Records from a collection of figures:
++++++++++++++++++++

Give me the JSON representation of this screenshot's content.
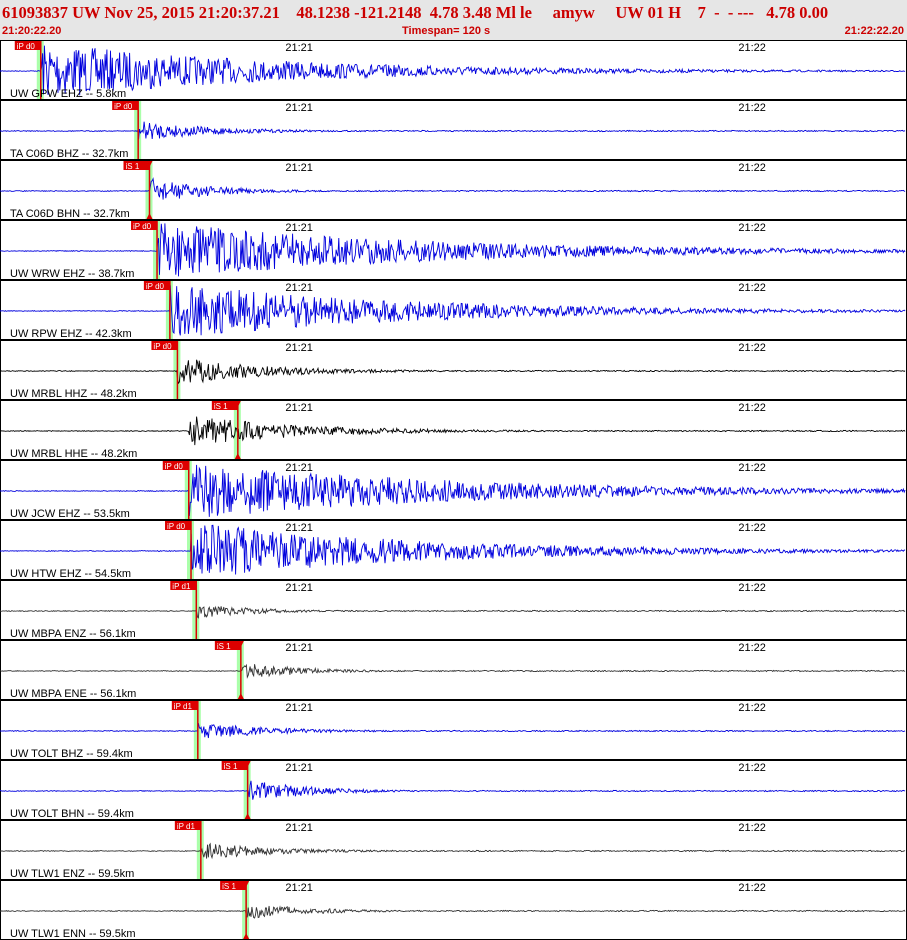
{
  "header": {
    "title": "61093837 UW Nov 25, 2015 21:20:37.21    48.1238 -121.2148  4.78 3.48 Ml le     amyw     UW 01 H    7  -  - ---   4.78 0.00",
    "start_time": "21:20:22.20",
    "timespan": "Timespan= 120 s",
    "end_time": "21:22:22.20"
  },
  "chart_data": {
    "type": "line",
    "x_unit": "s",
    "xlim": [
      0,
      120
    ],
    "time_ticks": [
      {
        "label": "21:21",
        "t": 37.8
      },
      {
        "label": "21:22",
        "t": 97.8
      }
    ],
    "colors": {
      "ehz_broadband": "#0000dd",
      "black_trace": "#000000",
      "gray_trace": "#333333",
      "pick_box": "#dd0000",
      "pick_window": "#aaffaa"
    },
    "series": [
      {
        "name": "UW GPW EHZ -- 5.8km",
        "color": "#0000dd",
        "onset": 5.4,
        "amp": 1.0,
        "decay": 30,
        "p_pick": {
          "label": "iP d0",
          "t": 5.4
        }
      },
      {
        "name": "TA C06D BHZ -- 32.7km",
        "color": "#0000dd",
        "onset": 18.3,
        "amp": 0.35,
        "decay": 10,
        "p_pick": {
          "label": "iP d0",
          "t": 18.3
        }
      },
      {
        "name": "TA C06D BHN -- 32.7km",
        "color": "#0000dd",
        "onset": 19.8,
        "amp": 0.45,
        "decay": 8,
        "s_pick": {
          "label": "iS 1",
          "t": 19.8
        }
      },
      {
        "name": "UW WRW EHZ -- 38.7km",
        "color": "#0000dd",
        "onset": 20.8,
        "amp": 1.0,
        "decay": 35,
        "p_pick": {
          "label": "iP d0",
          "t": 20.8
        }
      },
      {
        "name": "UW RPW EHZ -- 42.3km",
        "color": "#0000dd",
        "onset": 22.5,
        "amp": 1.0,
        "decay": 30,
        "p_pick": {
          "label": "iP d0",
          "t": 22.5
        }
      },
      {
        "name": "UW MRBL HHZ -- 48.2km",
        "color": "#000000",
        "onset": 23.5,
        "amp": 0.5,
        "decay": 12,
        "p_pick": {
          "label": "iP d0",
          "t": 23.5
        }
      },
      {
        "name": "UW MRBL HHE -- 48.2km",
        "color": "#000000",
        "onset": 25.0,
        "amp": 0.55,
        "decay": 15,
        "s_pick": {
          "label": "iS 1",
          "t": 31.5
        }
      },
      {
        "name": "UW JCW EHZ -- 53.5km",
        "color": "#0000dd",
        "onset": 25.0,
        "amp": 1.0,
        "decay": 35,
        "p_pick": {
          "label": "iP d0",
          "t": 25.0
        }
      },
      {
        "name": "UW HTW EHZ -- 54.5km",
        "color": "#0000dd",
        "onset": 25.3,
        "amp": 1.0,
        "decay": 30,
        "p_pick": {
          "label": "iP d0",
          "t": 25.3
        }
      },
      {
        "name": "UW MBPA ENZ -- 56.1km",
        "color": "#333333",
        "onset": 26.0,
        "amp": 0.25,
        "decay": 8,
        "p_pick": {
          "label": "iP d1",
          "t": 26.0
        }
      },
      {
        "name": "UW MBPA ENE -- 56.1km",
        "color": "#333333",
        "onset": 32.0,
        "amp": 0.3,
        "decay": 8,
        "s_pick": {
          "label": "iS 1",
          "t": 31.9
        }
      },
      {
        "name": "UW TOLT BHZ -- 59.4km",
        "color": "#0000dd",
        "onset": 26.2,
        "amp": 0.3,
        "decay": 10,
        "p_pick": {
          "label": "iP d1",
          "t": 26.2
        }
      },
      {
        "name": "UW TOLT BHN -- 59.4km",
        "color": "#0000dd",
        "onset": 33.0,
        "amp": 0.4,
        "decay": 8,
        "s_pick": {
          "label": "iS 1",
          "t": 32.8
        }
      },
      {
        "name": "UW TLW1 ENZ -- 59.5km",
        "color": "#333333",
        "onset": 26.6,
        "amp": 0.3,
        "decay": 10,
        "p_pick": {
          "label": "iP d1",
          "t": 26.6
        }
      },
      {
        "name": "UW TLW1 ENN -- 59.5km",
        "color": "#333333",
        "onset": 32.6,
        "amp": 0.3,
        "decay": 8,
        "s_pick": {
          "label": "iS 1",
          "t": 32.6
        }
      }
    ]
  }
}
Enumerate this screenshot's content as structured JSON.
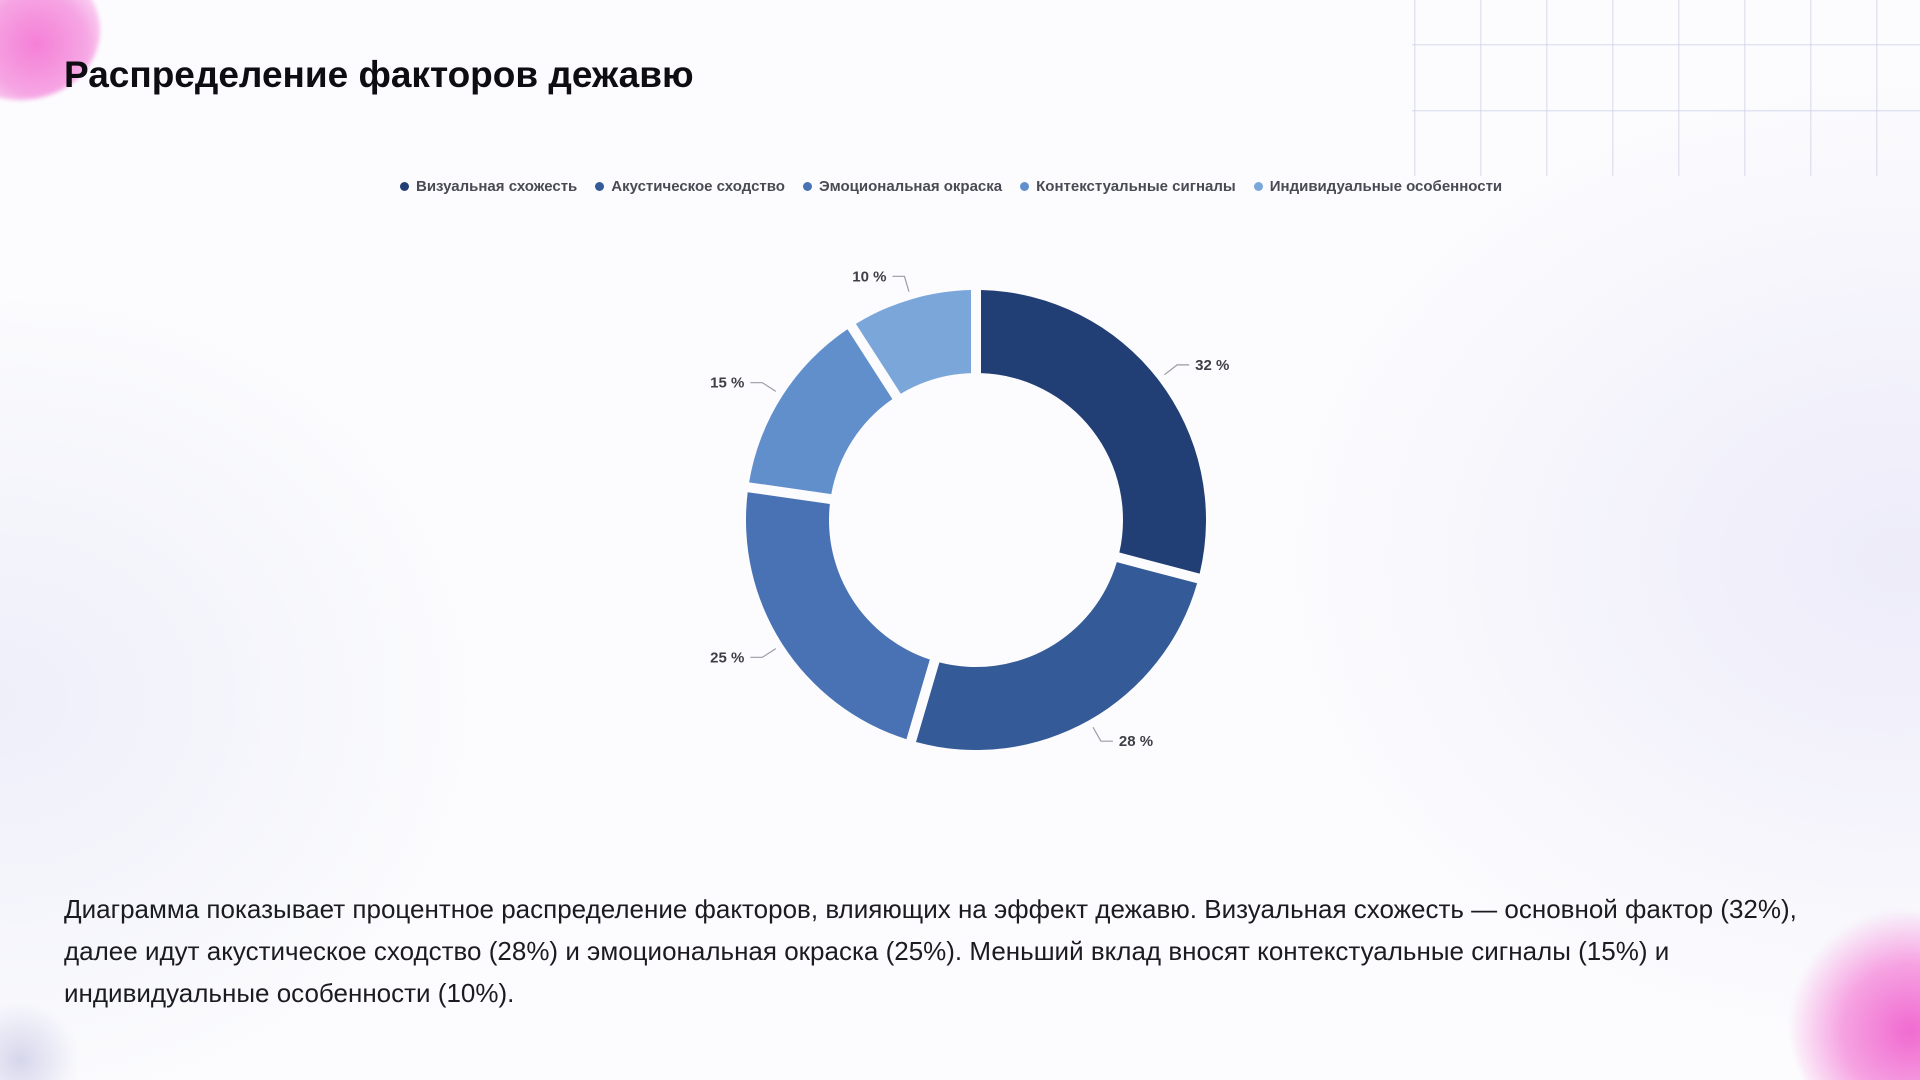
{
  "slide": {
    "title": "Распределение факторов дежавю",
    "description": "Диаграмма показывает процентное распределение факторов, влияющих на эффект дежавю. Визуальная схожесть — основной фактор (32%), далее идут акустическое сходство (28%) и эмоциональная окраска (25%). Меньший вклад вносят контекстуальные сигналы (15%) и индивидуальные особенности (10%)."
  },
  "chart_data": {
    "type": "pie",
    "donut": true,
    "title": "",
    "legend_position": "top",
    "categories": [
      "Визуальная схожесть",
      "Акустическое сходство",
      "Эмоциональная окраска",
      "Контекстуальные сигналы",
      "Индивидуальные особенности"
    ],
    "values": [
      32,
      28,
      25,
      15,
      10
    ],
    "data_labels": [
      "32 %",
      "28 %",
      "25 %",
      "15 %",
      "10 %"
    ],
    "colors": [
      "#223f75",
      "#345b98",
      "#4872b4",
      "#618fcc",
      "#7aa6da"
    ]
  }
}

++++++++++++++++++++

Directions for this task
Give back every line exactly as it stands, pictures excluded.

Task response
Give me the JSON representation of this screenshot's content.
{
  "header": {
    "title": "61093837 UW Nov 25, 2015 21:20:37.21    48.1238 -121.2148  4.78 3.48 Ml le     amyw     UW 01 H    7  -  - ---   4.78 0.00",
    "start_time": "21:20:22.20",
    "timespan": "Timespan= 120 s",
    "end_time": "21:22:22.20"
  },
  "chart_data": {
    "type": "line",
    "x_unit": "s",
    "xlim": [
      0,
      120
    ],
    "time_ticks": [
      {
        "label": "21:21",
        "t": 37.8
      },
      {
        "label": "21:22",
        "t": 97.8
      }
    ],
    "colors": {
      "ehz_broadband": "#0000dd",
      "black_trace": "#000000",
      "gray_trace": "#333333",
      "pick_box": "#dd0000",
      "pick_window": "#aaffaa"
    },
    "series": [
      {
        "name": "UW GPW EHZ -- 5.8km",
        "color": "#0000dd",
        "onset": 5.4,
        "amp": 1.0,
        "decay": 30,
        "p_pick": {
          "label": "iP d0",
          "t": 5.4
        }
      },
      {
        "name": "TA C06D BHZ -- 32.7km",
        "color": "#0000dd",
        "onset": 18.3,
        "amp": 0.35,
        "decay": 10,
        "p_pick": {
          "label": "iP d0",
          "t": 18.3
        }
      },
      {
        "name": "TA C06D BHN -- 32.7km",
        "color": "#0000dd",
        "onset": 19.8,
        "amp": 0.45,
        "decay": 8,
        "s_pick": {
          "label": "iS 1",
          "t": 19.8
        }
      },
      {
        "name": "UW WRW EHZ -- 38.7km",
        "color": "#0000dd",
        "onset": 20.8,
        "amp": 1.0,
        "decay": 35,
        "p_pick": {
          "label": "iP d0",
          "t": 20.8
        }
      },
      {
        "name": "UW RPW EHZ -- 42.3km",
        "color": "#0000dd",
        "onset": 22.5,
        "amp": 1.0,
        "decay": 30,
        "p_pick": {
          "label": "iP d0",
          "t": 22.5
        }
      },
      {
        "name": "UW MRBL HHZ -- 48.2km",
        "color": "#000000",
        "onset": 23.5,
        "amp": 0.5,
        "decay": 12,
        "p_pick": {
          "label": "iP d0",
          "t": 23.5
        }
      },
      {
        "name": "UW MRBL HHE -- 48.2km",
        "color": "#000000",
        "onset": 25.0,
        "amp": 0.55,
        "decay": 15,
        "s_pick": {
          "label": "iS 1",
          "t": 31.5
        }
      },
      {
        "name": "UW JCW EHZ -- 53.5km",
        "color": "#0000dd",
        "onset": 25.0,
        "amp": 1.0,
        "decay": 35,
        "p_pick": {
          "label": "iP d0",
          "t": 25.0
        }
      },
      {
        "name": "UW HTW EHZ -- 54.5km",
        "color": "#0000dd",
        "onset": 25.3,
        "amp": 1.0,
        "decay": 30,
        "p_pick": {
          "label": "iP d0",
          "t": 25.3
        }
      },
      {
        "name": "UW MBPA ENZ -- 56.1km",
        "color": "#333333",
        "onset": 26.0,
        "amp": 0.25,
        "decay": 8,
        "p_pick": {
          "label": "iP d1",
          "t": 26.0
        }
      },
      {
        "name": "UW MBPA ENE -- 56.1km",
        "color": "#333333",
        "onset": 32.0,
        "amp": 0.3,
        "decay": 8,
        "s_pick": {
          "label": "iS 1",
          "t": 31.9
        }
      },
      {
        "name": "UW TOLT BHZ -- 59.4km",
        "color": "#0000dd",
        "onset": 26.2,
        "amp": 0.3,
        "decay": 10,
        "p_pick": {
          "label": "iP d1",
          "t": 26.2
        }
      },
      {
        "name": "UW TOLT BHN -- 59.4km",
        "color": "#0000dd",
        "onset": 33.0,
        "amp": 0.4,
        "decay": 8,
        "s_pick": {
          "label": "iS 1",
          "t": 32.8
        }
      },
      {
        "name": "UW TLW1 ENZ -- 59.5km",
        "color": "#333333",
        "onset": 26.6,
        "amp": 0.3,
        "decay": 10,
        "p_pick": {
          "label": "iP d1",
          "t": 26.6
        }
      },
      {
        "name": "UW TLW1 ENN -- 59.5km",
        "color": "#333333",
        "onset": 32.6,
        "amp": 0.3,
        "decay": 8,
        "s_pick": {
          "label": "iS 1",
          "t": 32.6
        }
      }
    ]
  }
}
Enumerate this screenshot's content as structured JSON.
{
  "slide": {
    "title": "Распределение факторов дежавю",
    "description": "Диаграмма показывает процентное распределение факторов, влияющих на эффект дежавю. Визуальная схожесть — основной фактор (32%), далее идут акустическое сходство (28%) и эмоциональная окраска (25%). Меньший вклад вносят контекстуальные сигналы (15%) и индивидуальные особенности (10%)."
  },
  "chart_data": {
    "type": "pie",
    "donut": true,
    "title": "",
    "legend_position": "top",
    "categories": [
      "Визуальная схожесть",
      "Акустическое сходство",
      "Эмоциональная окраска",
      "Контекстуальные сигналы",
      "Индивидуальные особенности"
    ],
    "values": [
      32,
      28,
      25,
      15,
      10
    ],
    "data_labels": [
      "32 %",
      "28 %",
      "25 %",
      "15 %",
      "10 %"
    ],
    "colors": [
      "#223f75",
      "#345b98",
      "#4872b4",
      "#618fcc",
      "#7aa6da"
    ]
  }
}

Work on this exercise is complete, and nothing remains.